» Given instruction: Every entry must be given again exactly.

» Stored records:
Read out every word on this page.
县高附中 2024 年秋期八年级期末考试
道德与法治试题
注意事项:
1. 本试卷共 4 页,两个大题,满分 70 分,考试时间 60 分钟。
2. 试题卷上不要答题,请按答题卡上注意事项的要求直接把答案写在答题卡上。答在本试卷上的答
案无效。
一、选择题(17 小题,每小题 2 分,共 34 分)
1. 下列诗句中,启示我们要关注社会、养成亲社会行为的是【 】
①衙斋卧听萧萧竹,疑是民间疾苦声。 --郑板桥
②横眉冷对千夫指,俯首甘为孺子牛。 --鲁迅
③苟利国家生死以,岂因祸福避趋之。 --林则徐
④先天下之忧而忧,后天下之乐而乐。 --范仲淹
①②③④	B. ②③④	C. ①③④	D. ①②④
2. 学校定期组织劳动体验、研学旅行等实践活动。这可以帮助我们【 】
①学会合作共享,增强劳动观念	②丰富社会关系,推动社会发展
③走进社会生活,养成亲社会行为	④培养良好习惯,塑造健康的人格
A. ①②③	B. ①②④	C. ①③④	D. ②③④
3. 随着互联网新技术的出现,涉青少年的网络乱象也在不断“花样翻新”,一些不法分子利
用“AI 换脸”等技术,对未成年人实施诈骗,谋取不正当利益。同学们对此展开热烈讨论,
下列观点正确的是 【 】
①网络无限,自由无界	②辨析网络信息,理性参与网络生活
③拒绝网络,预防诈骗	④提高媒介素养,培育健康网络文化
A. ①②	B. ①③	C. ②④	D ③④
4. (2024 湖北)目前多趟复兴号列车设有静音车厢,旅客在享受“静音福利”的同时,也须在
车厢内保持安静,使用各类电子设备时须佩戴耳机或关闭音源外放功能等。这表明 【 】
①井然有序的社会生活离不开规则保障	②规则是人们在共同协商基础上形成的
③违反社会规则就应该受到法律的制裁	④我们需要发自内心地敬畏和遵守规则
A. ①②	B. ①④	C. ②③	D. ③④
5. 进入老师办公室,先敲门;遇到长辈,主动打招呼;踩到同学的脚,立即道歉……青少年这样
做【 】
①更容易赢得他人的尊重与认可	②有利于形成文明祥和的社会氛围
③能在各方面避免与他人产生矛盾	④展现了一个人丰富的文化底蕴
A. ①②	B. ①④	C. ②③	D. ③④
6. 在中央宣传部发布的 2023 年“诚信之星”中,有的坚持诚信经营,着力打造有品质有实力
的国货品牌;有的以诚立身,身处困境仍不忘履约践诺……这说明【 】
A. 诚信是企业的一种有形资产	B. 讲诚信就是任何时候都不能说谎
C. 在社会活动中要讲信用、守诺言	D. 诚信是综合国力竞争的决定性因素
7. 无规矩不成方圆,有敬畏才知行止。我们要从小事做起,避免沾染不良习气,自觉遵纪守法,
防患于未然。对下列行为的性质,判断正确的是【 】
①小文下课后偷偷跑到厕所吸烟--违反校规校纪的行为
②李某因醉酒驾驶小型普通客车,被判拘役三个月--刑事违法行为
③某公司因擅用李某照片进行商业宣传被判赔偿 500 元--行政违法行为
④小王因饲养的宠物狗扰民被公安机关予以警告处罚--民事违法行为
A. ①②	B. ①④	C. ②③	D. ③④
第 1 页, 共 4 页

» Correct answer:
Read out every word on this page.
县高附中 2024 年秋期八年级期末考试
道德与法治试题
注意事项:
1. 本试卷共 4 页,两个大题,满分 70 分,考试时间 60 分钟。
2. 试题卷上不要答题,请按答题卡上注意事项的要求直接把答案写在答题卡上。答在本试卷上的答
案无效。
一、选择题(17 小题,每小题 2 分,共 34 分)
1. 下列诗句中,启示我们要关注社会、养成亲社会行为的是【 】
①衙斋卧听萧萧竹,疑是民间疾苦声。 --郑板桥
②横眉冷对千夫指,俯首甘为孺子牛。 --鲁迅
③苟利国家生死以,岂因祸福避趋之。 --林则徐
④先天下之忧而忧,后天下之乐而乐。 --范仲淹
①②③④	B. ②③④	C. ①③④	D. ①②④
2. 学校定期组织劳动体验、研学旅行等实践活动。这可以帮助我们【 】
①学会合作共享,增强劳动观念	②丰富社会关系,推动社会发展
③走进社会生活,养成亲社会行为	④培养良好习惯,塑造健康的人格
A. ①②③	B. ①②④	C. ①③④	D. ②③④
3. 随着互联网新技术的出现,涉青少年的网络乱象也在不断“花样翻新”,一些不法分子利
用“AI 换脸”等技术,对未成年人实施诈骗,谋取不正当利益。同学们对此展开热烈讨论,
下列观点正确的是 【 】
①网络无限,自由无界	②辨析网络信息,理性参与网络生活
③拒绝网络,预防诈骗	④提高媒介素养,培育健康网络文化
A. ①②	B. ①③	C. ②④	D ③④
4. (2024 湖北)目前多趟复兴号列车设有静音车厢,旅客在享受“静音福利”的同时,也须在
车厢内保持安静,使用各类电子设备时须佩戴耳机或关闭音源外放功能等。这表明 【 】
①井然有序的社会生活离不开规则保障	②规则是人们在共同协商基础上形成的
③违反社会规则就应该受到法律的制裁	④我们需要发自内心地敬畏和遵守规则
A. ①②	B. ①④	C. ②③	D. ③④
5. 进入老师办公室,先敲门;遇到长辈,主动打招呼;踩到同学的脚,立即道歉……青少年这样
做【 】
①更容易赢得他人的尊重与认可	②有利于形成文明祥和的社会氛围
③能在各方面避免与他人产生矛盾	④展现了一个人丰富的文化底蕴
A. ①②	B. ①④	C. ②③	D. ③④
6. 在中央宣传部发布的 2023 年“诚信之星”中,有的坚持诚信经营,着力打造有品质有实力
的国货品牌;有的以诚立身,身处困境仍不忘履约践诺……这说明【 】
A. 诚信是企业的一种有形资产	B. 讲诚信就是任何时候都不能说谎
C. 在社会活动中要讲信用、守诺言	D. 诚信是综合国力竞争的决定性因素
7. 无规矩不成方圆,有敬畏才知行止。我们要从小事做起,避免沾染不良习气,自觉遵纪守法,
防患于未然。对下列行为的性质,判断正确的是【 】
①小文下课后偷偷跑到厕所吸烟--违反校规校纪的行为
②李某因醉酒驾驶小型普通客车,被判拘役三个月--刑事违法行为
③某公司因擅用李某照片进行商业宣传被判赔偿 500 元--行政违法行为
④小王因饲养的宠物狗扰民被公安机关予以警告处罚--民事违法行为
A. ①②	B. ①④	C. ②③	D. ③④
第 1 页, 共 4 页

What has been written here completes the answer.